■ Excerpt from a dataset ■
□ □ □ □
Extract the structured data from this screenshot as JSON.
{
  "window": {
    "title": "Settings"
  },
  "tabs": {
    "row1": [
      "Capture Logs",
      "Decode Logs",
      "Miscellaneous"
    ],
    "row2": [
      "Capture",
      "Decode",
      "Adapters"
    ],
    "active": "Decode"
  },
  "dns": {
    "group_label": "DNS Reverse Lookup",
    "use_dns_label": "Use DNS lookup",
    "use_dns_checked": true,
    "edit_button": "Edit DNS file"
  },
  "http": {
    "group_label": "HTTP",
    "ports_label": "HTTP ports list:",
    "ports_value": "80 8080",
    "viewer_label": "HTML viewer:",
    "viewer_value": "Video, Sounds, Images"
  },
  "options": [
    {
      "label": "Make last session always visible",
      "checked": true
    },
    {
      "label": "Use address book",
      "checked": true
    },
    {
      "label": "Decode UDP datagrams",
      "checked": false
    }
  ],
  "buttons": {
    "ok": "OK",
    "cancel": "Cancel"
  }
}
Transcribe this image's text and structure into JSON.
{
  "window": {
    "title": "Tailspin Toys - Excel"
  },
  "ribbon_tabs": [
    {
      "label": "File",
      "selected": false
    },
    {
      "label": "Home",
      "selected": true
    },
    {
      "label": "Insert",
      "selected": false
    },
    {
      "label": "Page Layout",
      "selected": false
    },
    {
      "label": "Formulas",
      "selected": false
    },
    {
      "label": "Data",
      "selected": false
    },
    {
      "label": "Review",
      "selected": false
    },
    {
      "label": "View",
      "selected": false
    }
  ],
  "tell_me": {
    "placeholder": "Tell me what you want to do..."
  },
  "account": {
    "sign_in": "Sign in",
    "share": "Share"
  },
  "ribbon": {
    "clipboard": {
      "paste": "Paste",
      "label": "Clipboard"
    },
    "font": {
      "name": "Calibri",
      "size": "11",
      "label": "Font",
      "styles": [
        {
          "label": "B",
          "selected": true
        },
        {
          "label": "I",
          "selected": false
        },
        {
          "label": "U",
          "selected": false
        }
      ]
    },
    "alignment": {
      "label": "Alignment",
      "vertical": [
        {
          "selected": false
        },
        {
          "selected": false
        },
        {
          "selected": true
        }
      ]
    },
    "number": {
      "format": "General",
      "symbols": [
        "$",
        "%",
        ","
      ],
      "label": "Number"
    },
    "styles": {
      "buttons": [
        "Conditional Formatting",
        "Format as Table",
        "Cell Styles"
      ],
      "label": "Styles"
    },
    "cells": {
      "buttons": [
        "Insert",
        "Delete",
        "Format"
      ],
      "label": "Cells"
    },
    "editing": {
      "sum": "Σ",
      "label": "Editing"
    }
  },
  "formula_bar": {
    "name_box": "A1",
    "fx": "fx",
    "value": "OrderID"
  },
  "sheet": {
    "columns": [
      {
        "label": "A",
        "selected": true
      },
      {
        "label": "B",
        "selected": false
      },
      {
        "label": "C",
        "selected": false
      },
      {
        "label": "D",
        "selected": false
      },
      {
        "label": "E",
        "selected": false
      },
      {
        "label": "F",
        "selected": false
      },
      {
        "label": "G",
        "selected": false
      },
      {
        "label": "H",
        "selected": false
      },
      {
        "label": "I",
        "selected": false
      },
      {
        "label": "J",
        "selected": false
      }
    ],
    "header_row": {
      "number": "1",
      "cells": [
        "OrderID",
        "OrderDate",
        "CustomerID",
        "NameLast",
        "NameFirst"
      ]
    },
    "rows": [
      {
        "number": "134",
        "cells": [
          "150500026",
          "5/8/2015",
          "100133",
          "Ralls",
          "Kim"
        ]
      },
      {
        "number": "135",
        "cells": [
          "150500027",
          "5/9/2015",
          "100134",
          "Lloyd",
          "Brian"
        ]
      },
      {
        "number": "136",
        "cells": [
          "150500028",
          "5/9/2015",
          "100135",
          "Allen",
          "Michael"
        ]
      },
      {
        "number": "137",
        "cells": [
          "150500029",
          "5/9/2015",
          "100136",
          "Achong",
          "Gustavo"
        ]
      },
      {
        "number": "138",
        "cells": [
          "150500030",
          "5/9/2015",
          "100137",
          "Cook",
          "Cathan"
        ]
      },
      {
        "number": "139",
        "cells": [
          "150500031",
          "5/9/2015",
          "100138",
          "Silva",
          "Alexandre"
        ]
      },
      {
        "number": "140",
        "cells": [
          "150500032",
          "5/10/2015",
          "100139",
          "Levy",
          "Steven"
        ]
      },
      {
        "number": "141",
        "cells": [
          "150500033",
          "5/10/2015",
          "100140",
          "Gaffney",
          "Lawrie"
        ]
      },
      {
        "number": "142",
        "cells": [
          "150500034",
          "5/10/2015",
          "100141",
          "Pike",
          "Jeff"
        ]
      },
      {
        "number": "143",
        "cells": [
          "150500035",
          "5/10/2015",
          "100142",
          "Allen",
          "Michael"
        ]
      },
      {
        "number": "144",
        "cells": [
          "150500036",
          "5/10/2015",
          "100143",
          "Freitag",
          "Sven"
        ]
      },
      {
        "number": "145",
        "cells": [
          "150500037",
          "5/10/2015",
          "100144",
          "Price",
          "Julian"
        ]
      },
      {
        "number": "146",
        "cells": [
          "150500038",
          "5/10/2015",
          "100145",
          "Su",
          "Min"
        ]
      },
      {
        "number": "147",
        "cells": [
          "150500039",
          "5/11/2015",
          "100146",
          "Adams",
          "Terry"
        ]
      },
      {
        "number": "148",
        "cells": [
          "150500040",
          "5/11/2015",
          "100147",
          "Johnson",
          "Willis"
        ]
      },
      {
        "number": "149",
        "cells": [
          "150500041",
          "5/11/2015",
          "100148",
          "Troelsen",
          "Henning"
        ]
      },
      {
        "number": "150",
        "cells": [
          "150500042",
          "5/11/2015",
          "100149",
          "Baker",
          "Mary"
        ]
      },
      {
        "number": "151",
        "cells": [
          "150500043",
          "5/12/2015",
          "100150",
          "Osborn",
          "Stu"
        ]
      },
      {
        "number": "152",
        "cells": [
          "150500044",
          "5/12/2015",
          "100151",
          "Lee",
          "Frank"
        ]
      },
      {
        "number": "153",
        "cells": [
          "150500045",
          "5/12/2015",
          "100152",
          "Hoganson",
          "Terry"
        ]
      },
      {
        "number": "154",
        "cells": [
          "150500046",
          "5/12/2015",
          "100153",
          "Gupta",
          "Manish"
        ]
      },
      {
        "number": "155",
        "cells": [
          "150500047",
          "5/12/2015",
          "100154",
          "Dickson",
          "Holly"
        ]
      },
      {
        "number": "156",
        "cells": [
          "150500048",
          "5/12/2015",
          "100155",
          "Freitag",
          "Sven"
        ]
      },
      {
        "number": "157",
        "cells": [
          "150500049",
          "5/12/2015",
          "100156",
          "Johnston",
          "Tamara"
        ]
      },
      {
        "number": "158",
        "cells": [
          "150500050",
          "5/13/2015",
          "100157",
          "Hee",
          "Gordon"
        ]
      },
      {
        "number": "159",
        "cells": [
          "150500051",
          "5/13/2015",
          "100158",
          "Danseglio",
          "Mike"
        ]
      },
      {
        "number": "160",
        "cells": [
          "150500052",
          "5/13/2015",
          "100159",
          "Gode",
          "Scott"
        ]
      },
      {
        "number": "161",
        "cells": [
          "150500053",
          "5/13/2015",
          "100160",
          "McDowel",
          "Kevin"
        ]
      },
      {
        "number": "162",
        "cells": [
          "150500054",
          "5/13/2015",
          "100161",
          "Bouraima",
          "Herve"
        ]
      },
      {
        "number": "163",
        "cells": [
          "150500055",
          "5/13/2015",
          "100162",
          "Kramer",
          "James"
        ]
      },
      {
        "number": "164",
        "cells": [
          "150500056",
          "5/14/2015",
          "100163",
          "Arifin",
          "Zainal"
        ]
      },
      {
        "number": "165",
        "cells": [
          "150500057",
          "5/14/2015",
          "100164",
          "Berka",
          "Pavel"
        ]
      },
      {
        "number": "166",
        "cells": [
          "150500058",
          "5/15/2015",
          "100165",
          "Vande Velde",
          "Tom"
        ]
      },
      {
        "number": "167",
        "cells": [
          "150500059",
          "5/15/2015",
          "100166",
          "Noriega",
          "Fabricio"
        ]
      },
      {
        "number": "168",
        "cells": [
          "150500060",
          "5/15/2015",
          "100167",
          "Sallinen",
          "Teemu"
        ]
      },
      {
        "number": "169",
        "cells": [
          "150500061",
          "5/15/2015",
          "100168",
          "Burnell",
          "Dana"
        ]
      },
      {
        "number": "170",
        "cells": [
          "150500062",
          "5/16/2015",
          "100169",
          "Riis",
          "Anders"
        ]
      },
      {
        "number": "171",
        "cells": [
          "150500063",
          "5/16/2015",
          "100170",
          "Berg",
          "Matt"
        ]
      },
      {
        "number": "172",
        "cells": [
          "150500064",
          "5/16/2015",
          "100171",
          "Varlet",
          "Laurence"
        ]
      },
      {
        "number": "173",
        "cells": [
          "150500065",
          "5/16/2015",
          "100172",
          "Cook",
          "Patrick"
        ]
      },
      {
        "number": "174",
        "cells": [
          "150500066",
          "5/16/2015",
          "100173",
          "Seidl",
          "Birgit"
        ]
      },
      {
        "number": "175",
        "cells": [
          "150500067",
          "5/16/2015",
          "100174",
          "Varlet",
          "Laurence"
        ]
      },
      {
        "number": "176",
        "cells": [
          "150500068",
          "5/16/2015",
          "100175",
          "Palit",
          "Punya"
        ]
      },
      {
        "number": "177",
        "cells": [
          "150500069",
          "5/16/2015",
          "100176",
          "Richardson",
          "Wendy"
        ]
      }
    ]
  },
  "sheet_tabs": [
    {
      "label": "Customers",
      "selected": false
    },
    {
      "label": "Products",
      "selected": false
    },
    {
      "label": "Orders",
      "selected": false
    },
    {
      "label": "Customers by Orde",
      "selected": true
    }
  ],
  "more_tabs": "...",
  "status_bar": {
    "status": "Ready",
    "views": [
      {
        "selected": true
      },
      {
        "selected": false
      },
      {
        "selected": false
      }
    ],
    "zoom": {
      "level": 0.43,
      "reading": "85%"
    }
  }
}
□ □ □ □
■ WHAT YOU NEED TO DO ■
Give every line of the material that includes the string "JSON".

■ RESPONSE ■
Extract the structured data from this screenshot as JSON.
Transcribe this image's text and structure into JSON.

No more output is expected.